_EXCERPT TO READ_
******************************

Peter Gammons: The Padres pillar in San Diego grows stronger than ever

The first time the ad for “The Founder” ran, the first thought wasn’t about a Big Mac or McRib sandwich, it was about who would play Doug Rader taking the lineup card up to home plate in a chef’s hat, the night after Ray Kroc called his newly-owned Padres a bunch of “short order cooks.” Or who would play Bob Sykes, who after being traded from the Padres to the Cardinals told St. Louis writers, “tradition in St. Louis is Stan Musial walking through the clubhouse, tradition in San Diego is Nate Colbert coming in trying to sell you a used car.”

The Fightin’ Friars survived and stayed, which the WHA Mariners, NBA Rockets and Clippers and NFL Chargers did not. They finished first in 1996, won a pennant in 1998 that Larry Lucchino and owner John Moores turned into the elegant but not ostentatious Petco Park, and this week, when Trevor Hoffman fell five votes shorts of the Hall of Fame, requiring a year of anticipation to next January’s announcement, Padres General Manager A.J. Preller credited Hoffman as “the biggest reason we have Petco and the Padres are where they are.”

Where the San Diego Padres are now may be last in the National League West and predicted to be there again in 2017. But go back to last July. I remember walking the downtown and the waterfront on the Saturday before the All Star Game and recounting that in 40-something years of All Star Games, I had never experienced such a pregame weekend buzz as there was that weekend.

Of course, San Diego itself, the streets and restaurants and building that followed Lucchino’s vision when they moved in-town from their out of town, and out of date Qualcomm Stadium in 2004, is a place people who live in the Northeast dream of every January. The Padres had always seemed trapped in a corner surrounded by water to the west, Mexico to the south, desert to the East and the Dodgers and Angels to the North, as well as one World Series game won since they began as an expansion team in 1969.

But, now, beware the Mighty Pads with this thought: what they will be and the angle of their ascension come September. Preller and owner Ron Fowler made the splash before the 2015 season with the acquisitions of Matt Kemp, James Shields, Justin Upton, Craig Kimbrel, et al, a splash that saw them lose more games than they had in 2014. But the splash got nearly 2.5M fans into Petco. Then came the All Star Game in the 2016 season and another 2.4M.

******************************

_RECORD SET_
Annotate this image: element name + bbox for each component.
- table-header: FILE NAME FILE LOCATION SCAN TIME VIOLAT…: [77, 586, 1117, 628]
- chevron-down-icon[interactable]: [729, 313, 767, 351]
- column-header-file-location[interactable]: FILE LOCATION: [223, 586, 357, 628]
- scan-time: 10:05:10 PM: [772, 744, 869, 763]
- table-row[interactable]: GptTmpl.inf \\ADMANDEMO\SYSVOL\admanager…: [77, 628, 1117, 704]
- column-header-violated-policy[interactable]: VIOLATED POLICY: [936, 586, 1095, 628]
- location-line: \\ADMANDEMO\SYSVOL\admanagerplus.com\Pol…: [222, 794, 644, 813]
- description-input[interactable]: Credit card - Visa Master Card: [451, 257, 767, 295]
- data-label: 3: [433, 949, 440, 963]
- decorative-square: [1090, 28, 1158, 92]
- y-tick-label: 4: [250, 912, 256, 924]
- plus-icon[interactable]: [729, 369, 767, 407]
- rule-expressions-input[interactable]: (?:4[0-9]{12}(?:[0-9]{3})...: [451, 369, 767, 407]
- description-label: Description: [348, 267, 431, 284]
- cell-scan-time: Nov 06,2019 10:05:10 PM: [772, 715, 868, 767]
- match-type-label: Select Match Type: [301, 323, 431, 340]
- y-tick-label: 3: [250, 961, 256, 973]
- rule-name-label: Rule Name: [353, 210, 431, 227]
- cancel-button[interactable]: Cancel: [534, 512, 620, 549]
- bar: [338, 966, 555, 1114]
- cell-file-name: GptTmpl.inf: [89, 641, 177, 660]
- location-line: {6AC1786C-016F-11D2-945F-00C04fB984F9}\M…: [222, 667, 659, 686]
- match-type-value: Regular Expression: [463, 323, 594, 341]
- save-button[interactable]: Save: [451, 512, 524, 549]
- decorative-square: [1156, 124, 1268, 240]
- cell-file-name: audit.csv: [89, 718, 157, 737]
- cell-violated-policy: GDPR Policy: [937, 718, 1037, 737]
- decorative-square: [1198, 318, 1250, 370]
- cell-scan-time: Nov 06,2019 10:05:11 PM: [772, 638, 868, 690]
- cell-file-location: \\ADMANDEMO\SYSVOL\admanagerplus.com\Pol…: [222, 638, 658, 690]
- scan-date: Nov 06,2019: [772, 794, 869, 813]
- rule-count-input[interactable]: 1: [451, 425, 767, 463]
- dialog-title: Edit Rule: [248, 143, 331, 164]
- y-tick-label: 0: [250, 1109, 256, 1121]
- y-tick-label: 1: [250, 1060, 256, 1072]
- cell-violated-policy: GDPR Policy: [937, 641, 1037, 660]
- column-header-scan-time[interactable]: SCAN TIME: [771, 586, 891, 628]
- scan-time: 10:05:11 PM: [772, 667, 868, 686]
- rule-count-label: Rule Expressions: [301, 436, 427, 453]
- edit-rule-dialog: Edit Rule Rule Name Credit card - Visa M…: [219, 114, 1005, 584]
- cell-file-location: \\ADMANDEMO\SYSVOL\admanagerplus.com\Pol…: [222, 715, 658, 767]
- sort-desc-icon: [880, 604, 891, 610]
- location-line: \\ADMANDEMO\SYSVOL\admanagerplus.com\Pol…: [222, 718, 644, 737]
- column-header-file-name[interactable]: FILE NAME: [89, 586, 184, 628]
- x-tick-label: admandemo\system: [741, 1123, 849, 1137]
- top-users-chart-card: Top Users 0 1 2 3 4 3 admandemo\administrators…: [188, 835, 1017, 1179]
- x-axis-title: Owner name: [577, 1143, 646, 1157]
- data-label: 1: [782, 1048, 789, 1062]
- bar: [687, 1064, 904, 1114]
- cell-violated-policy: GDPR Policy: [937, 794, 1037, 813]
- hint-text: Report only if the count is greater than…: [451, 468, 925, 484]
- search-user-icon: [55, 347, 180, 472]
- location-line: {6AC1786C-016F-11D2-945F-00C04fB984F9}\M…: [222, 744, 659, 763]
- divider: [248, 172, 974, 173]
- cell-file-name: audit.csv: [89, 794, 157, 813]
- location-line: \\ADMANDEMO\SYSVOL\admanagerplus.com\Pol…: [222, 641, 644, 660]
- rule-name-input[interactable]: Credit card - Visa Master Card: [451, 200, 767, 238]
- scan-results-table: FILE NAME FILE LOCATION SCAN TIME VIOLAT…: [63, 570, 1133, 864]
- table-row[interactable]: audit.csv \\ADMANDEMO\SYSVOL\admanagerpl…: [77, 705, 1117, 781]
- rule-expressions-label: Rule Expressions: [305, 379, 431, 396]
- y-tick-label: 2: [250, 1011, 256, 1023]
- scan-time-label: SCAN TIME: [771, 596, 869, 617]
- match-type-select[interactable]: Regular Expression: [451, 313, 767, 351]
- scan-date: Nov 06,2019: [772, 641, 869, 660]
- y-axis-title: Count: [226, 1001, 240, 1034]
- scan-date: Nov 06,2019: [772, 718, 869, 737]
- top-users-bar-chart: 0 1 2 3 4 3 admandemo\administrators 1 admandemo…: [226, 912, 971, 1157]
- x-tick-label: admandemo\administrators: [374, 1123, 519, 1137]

******************************

_WHAT TO DO_
Answer these questions using the Padres column.
(a) By how many votes did Trevor Hoffman miss the Hall of Fame?
(b) In what year did the Padres move downtown from Qualcomm Stadium?
(c) How many fans did the acquisitions made before the 2015 season draw into Petco?
You can complete this without the records.

_SOLUTION_
(a) Five votes.
(b) 2004.
(c) Nearly 2.5 million.